THE INPUT:
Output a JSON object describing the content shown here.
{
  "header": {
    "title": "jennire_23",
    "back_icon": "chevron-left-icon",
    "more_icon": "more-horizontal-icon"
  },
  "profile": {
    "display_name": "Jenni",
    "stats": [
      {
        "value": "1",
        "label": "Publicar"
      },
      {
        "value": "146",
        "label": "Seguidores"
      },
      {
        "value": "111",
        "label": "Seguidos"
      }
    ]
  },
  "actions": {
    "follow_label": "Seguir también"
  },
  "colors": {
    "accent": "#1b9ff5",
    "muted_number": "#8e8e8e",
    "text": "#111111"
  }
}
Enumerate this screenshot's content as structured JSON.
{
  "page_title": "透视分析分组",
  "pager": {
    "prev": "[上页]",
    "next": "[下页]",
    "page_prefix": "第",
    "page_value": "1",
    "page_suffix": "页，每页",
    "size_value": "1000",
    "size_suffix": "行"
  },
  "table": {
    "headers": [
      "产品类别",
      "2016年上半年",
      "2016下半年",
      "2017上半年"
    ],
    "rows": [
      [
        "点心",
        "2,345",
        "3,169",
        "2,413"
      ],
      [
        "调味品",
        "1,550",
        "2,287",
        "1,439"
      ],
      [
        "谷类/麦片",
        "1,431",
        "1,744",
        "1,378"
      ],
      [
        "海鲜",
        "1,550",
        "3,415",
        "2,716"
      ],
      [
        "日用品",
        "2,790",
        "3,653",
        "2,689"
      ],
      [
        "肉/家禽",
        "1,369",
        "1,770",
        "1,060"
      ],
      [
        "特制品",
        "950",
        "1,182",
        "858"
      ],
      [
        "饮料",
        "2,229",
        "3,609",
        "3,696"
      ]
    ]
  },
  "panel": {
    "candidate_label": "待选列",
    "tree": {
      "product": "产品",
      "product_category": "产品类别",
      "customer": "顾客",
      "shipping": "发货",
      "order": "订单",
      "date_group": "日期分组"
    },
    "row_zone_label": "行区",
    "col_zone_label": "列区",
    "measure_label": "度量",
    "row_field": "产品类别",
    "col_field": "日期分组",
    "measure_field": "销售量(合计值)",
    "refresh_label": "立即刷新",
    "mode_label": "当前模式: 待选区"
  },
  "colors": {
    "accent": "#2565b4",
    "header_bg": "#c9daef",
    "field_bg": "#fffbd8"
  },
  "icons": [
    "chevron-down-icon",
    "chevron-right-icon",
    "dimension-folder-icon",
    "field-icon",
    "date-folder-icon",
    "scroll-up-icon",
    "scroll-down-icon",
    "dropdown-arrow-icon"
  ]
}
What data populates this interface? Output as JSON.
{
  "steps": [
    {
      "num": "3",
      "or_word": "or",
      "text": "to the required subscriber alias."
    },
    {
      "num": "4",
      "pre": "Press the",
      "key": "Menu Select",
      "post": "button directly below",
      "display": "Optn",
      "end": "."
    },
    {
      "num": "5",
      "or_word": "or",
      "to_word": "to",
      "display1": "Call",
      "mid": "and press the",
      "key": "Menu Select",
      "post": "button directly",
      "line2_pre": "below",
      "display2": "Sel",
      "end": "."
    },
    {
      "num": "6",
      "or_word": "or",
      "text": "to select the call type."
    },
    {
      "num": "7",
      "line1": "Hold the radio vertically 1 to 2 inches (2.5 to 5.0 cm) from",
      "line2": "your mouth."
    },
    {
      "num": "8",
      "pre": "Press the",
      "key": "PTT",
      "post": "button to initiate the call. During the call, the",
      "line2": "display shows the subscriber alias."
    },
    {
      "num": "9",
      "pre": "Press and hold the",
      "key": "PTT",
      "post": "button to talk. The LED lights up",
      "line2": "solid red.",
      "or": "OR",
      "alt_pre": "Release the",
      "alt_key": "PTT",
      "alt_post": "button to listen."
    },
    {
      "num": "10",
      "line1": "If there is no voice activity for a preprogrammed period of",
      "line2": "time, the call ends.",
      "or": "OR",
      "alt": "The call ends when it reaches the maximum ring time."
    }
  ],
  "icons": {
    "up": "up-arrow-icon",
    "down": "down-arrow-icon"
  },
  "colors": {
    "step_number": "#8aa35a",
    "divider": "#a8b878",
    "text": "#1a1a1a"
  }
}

TASK DETAILS:
Which lines hold the string "time"? Copy all of them from the data above.

WORKED ANSWER:
      "line2": "time, the call ends.",
      "alt": "The call ends when it reaches the maximum ring time."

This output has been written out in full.